REQUEST ▸ Rewrite the listing below, changing each "open-envelope-icon" to "read-mail-icon" and keeping everything else the same.

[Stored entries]
## START

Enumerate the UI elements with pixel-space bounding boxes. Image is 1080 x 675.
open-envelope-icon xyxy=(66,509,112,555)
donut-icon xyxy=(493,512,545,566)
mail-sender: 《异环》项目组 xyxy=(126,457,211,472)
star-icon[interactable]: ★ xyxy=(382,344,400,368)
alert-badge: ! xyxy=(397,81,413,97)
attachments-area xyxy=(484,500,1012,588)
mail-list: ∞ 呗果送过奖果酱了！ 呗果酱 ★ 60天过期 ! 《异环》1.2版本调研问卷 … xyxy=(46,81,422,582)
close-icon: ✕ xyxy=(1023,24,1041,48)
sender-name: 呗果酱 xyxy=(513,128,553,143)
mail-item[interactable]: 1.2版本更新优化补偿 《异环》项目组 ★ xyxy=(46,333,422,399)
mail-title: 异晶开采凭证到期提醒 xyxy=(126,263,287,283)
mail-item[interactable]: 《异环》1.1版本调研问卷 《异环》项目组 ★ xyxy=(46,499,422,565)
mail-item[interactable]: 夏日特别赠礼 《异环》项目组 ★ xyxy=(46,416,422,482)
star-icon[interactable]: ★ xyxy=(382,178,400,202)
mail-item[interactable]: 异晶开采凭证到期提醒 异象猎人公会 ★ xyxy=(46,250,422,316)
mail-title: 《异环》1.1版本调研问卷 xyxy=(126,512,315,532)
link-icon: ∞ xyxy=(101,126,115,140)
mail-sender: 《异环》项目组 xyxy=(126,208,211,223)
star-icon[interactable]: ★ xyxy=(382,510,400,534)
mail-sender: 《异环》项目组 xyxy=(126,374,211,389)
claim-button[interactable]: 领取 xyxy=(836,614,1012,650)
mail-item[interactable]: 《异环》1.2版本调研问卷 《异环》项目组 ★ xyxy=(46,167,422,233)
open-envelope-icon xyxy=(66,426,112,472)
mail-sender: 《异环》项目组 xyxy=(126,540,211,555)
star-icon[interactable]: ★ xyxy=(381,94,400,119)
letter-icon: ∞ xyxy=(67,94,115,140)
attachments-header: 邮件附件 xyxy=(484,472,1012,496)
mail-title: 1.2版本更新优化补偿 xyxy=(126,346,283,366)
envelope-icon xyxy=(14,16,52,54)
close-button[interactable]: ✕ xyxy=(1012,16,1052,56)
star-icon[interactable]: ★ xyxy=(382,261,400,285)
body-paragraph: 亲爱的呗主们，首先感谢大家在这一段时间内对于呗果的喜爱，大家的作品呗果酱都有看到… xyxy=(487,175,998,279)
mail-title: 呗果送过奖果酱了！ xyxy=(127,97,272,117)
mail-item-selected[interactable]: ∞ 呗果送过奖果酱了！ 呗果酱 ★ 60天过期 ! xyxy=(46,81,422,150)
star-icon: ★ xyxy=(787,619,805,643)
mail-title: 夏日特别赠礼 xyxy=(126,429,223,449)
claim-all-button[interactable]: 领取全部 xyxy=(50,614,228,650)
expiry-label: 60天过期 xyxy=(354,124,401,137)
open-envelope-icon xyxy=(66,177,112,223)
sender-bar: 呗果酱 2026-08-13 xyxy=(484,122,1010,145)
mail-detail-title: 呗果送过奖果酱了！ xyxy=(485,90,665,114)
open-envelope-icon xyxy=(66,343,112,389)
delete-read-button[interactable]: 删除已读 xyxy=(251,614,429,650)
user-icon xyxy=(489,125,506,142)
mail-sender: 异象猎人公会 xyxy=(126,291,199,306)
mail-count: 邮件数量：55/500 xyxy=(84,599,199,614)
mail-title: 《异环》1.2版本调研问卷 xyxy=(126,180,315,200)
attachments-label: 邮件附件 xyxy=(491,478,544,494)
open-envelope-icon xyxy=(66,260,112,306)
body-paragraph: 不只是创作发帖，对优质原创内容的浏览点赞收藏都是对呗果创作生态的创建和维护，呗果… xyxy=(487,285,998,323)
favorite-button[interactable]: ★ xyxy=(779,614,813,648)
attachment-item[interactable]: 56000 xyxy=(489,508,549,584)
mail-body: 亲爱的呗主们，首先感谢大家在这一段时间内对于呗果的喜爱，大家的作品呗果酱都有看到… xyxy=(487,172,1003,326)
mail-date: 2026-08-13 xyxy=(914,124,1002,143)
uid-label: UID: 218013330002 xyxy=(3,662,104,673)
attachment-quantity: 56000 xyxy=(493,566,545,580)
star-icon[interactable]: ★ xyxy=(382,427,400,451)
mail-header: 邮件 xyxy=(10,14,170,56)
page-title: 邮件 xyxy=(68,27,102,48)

## END

EXPECTED ANSWER ▸
Enumerate the UI elements with pixel-space bounding boxes. Image is 1080 x 675.
read-mail-icon xyxy=(66,509,112,555)
donut-icon xyxy=(493,512,545,566)
mail-sender: 《异环》项目组 xyxy=(126,457,211,472)
star-icon[interactable]: ★ xyxy=(382,344,400,368)
alert-badge: ! xyxy=(397,81,413,97)
attachments-area xyxy=(484,500,1012,588)
mail-list: ∞ 呗果送过奖果酱了！ 呗果酱 ★ 60天过期 ! 《异环》1.2版本调研问卷 … xyxy=(46,81,422,582)
close-icon: ✕ xyxy=(1023,24,1041,48)
sender-name: 呗果酱 xyxy=(513,128,553,143)
mail-item[interactable]: 1.2版本更新优化补偿 《异环》项目组 ★ xyxy=(46,333,422,399)
mail-title: 异晶开采凭证到期提醒 xyxy=(126,263,287,283)
mail-item[interactable]: 《异环》1.1版本调研问卷 《异环》项目组 ★ xyxy=(46,499,422,565)
mail-item[interactable]: 夏日特别赠礼 《异环》项目组 ★ xyxy=(46,416,422,482)
star-icon[interactable]: ★ xyxy=(382,178,400,202)
mail-item[interactable]: 异晶开采凭证到期提醒 异象猎人公会 ★ xyxy=(46,250,422,316)
mail-title: 《异环》1.1版本调研问卷 xyxy=(126,512,315,532)
link-icon: ∞ xyxy=(101,126,115,140)
mail-sender: 《异环》项目组 xyxy=(126,208,211,223)
star-icon[interactable]: ★ xyxy=(382,510,400,534)
mail-sender: 《异环》项目组 xyxy=(126,374,211,389)
claim-button[interactable]: 领取 xyxy=(836,614,1012,650)
mail-item[interactable]: 《异环》1.2版本调研问卷 《异环》项目组 ★ xyxy=(46,167,422,233)
read-mail-icon xyxy=(66,426,112,472)
mail-sender: 《异环》项目组 xyxy=(126,540,211,555)
star-icon[interactable]: ★ xyxy=(381,94,400,119)
letter-icon: ∞ xyxy=(67,94,115,140)
attachments-header: 邮件附件 xyxy=(484,472,1012,496)
mail-title: 1.2版本更新优化补偿 xyxy=(126,346,283,366)
envelope-icon xyxy=(14,16,52,54)
close-button[interactable]: ✕ xyxy=(1012,16,1052,56)
star-icon[interactable]: ★ xyxy=(382,261,400,285)
body-paragraph: 亲爱的呗主们，首先感谢大家在这一段时间内对于呗果的喜爱，大家的作品呗果酱都有看到… xyxy=(487,175,998,279)
mail-title: 呗果送过奖果酱了！ xyxy=(127,97,272,117)
mail-item-selected[interactable]: ∞ 呗果送过奖果酱了！ 呗果酱 ★ 60天过期 ! xyxy=(46,81,422,150)
star-icon: ★ xyxy=(787,619,805,643)
mail-title: 夏日特别赠礼 xyxy=(126,429,223,449)
claim-all-button[interactable]: 领取全部 xyxy=(50,614,228,650)
expiry-label: 60天过期 xyxy=(354,124,401,137)
read-mail-icon xyxy=(66,177,112,223)
sender-bar: 呗果酱 2026-08-13 xyxy=(484,122,1010,145)
mail-detail-title: 呗果送过奖果酱了！ xyxy=(485,90,665,114)
read-mail-icon xyxy=(66,343,112,389)
delete-read-button[interactable]: 删除已读 xyxy=(251,614,429,650)
user-icon xyxy=(489,125,506,142)
mail-sender: 异象猎人公会 xyxy=(126,291,199,306)
mail-count: 邮件数量：55/500 xyxy=(84,599,199,614)
mail-title: 《异环》1.2版本调研问卷 xyxy=(126,180,315,200)
attachments-label: 邮件附件 xyxy=(491,478,544,494)
read-mail-icon xyxy=(66,260,112,306)
body-paragraph: 不只是创作发帖，对优质原创内容的浏览点赞收藏都是对呗果创作生态的创建和维护，呗果… xyxy=(487,285,998,323)
favorite-button[interactable]: ★ xyxy=(779,614,813,648)
attachment-item[interactable]: 56000 xyxy=(489,508,549,584)
mail-body: 亲爱的呗主们，首先感谢大家在这一段时间内对于呗果的喜爱，大家的作品呗果酱都有看到… xyxy=(487,172,1003,326)
mail-date: 2026-08-13 xyxy=(914,124,1002,143)
uid-label: UID: 218013330002 xyxy=(3,662,104,673)
attachment-quantity: 56000 xyxy=(493,566,545,580)
star-icon[interactable]: ★ xyxy=(382,427,400,451)
mail-header: 邮件 xyxy=(10,14,170,56)
page-title: 邮件 xyxy=(68,27,102,48)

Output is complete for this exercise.